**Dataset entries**
________________

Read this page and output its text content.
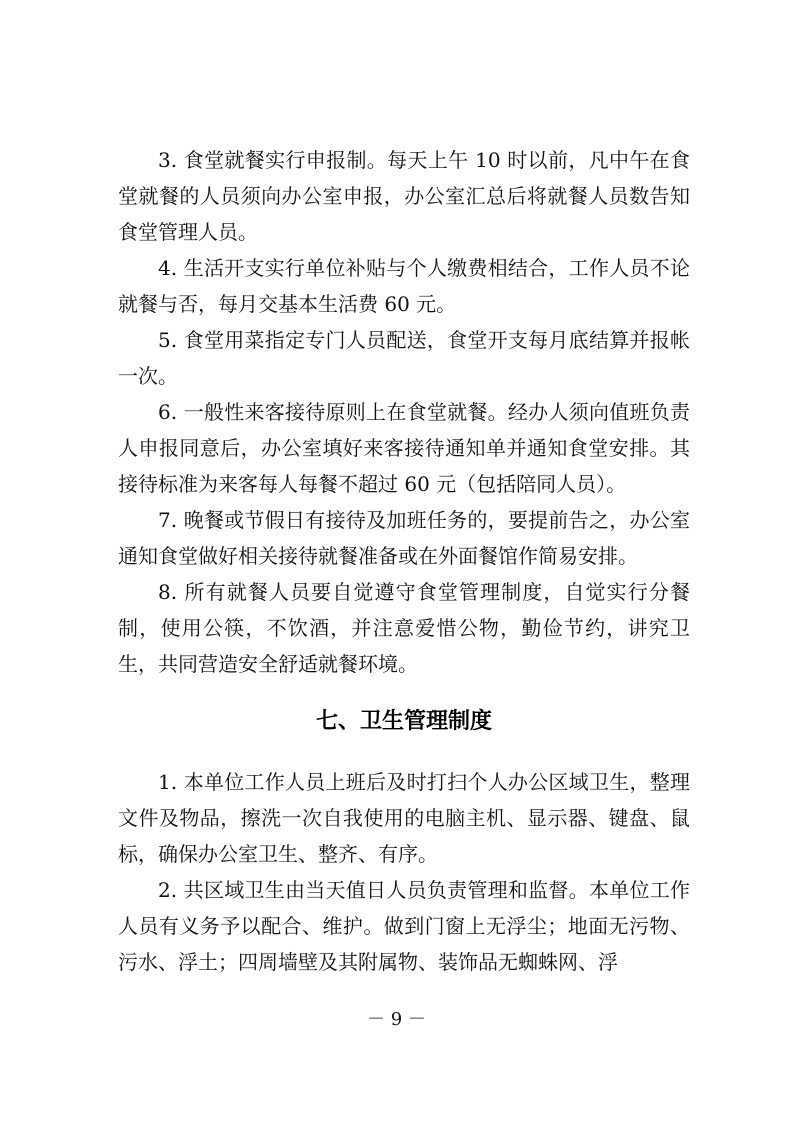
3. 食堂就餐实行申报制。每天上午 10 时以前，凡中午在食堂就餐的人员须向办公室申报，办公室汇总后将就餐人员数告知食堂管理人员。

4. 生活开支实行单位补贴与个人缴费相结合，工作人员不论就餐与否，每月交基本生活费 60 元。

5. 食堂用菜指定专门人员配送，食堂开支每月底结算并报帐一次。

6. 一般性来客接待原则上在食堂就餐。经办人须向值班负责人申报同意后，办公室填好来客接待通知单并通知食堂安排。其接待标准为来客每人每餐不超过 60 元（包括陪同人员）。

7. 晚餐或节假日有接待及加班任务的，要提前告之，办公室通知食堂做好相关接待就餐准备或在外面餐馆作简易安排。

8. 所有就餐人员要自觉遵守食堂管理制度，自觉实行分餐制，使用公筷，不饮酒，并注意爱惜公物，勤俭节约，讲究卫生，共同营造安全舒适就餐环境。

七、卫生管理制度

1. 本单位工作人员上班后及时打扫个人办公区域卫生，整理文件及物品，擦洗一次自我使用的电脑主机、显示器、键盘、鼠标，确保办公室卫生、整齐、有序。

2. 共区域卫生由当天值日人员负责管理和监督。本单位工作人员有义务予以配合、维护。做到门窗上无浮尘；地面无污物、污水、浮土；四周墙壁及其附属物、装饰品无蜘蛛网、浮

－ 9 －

________________

**WHAT IS REQUIRED**
Copy out all the data exactly; skip the pictures.

**OUTPUT OF THE TASK**
Read this page and output its text content.
3. 食堂就餐实行申报制。每天上午 10 时以前，凡中午在食堂就餐的人员须向办公室申报，办公室汇总后将就餐人员数告知食堂管理人员。

4. 生活开支实行单位补贴与个人缴费相结合，工作人员不论就餐与否，每月交基本生活费 60 元。

5. 食堂用菜指定专门人员配送，食堂开支每月底结算并报帐一次。

6. 一般性来客接待原则上在食堂就餐。经办人须向值班负责人申报同意后，办公室填好来客接待通知单并通知食堂安排。其接待标准为来客每人每餐不超过 60 元（包括陪同人员）。

7. 晚餐或节假日有接待及加班任务的，要提前告之，办公室通知食堂做好相关接待就餐准备或在外面餐馆作简易安排。

8. 所有就餐人员要自觉遵守食堂管理制度，自觉实行分餐制，使用公筷，不饮酒，并注意爱惜公物，勤俭节约，讲究卫生，共同营造安全舒适就餐环境。

七、卫生管理制度

1. 本单位工作人员上班后及时打扫个人办公区域卫生，整理文件及物品，擦洗一次自我使用的电脑主机、显示器、键盘、鼠标，确保办公室卫生、整齐、有序。

2. 共区域卫生由当天值日人员负责管理和监督。本单位工作人员有义务予以配合、维护。做到门窗上无浮尘；地面无污物、污水、浮土；四周墙壁及其附属物、装饰品无蜘蛛网、浮

－ 9 －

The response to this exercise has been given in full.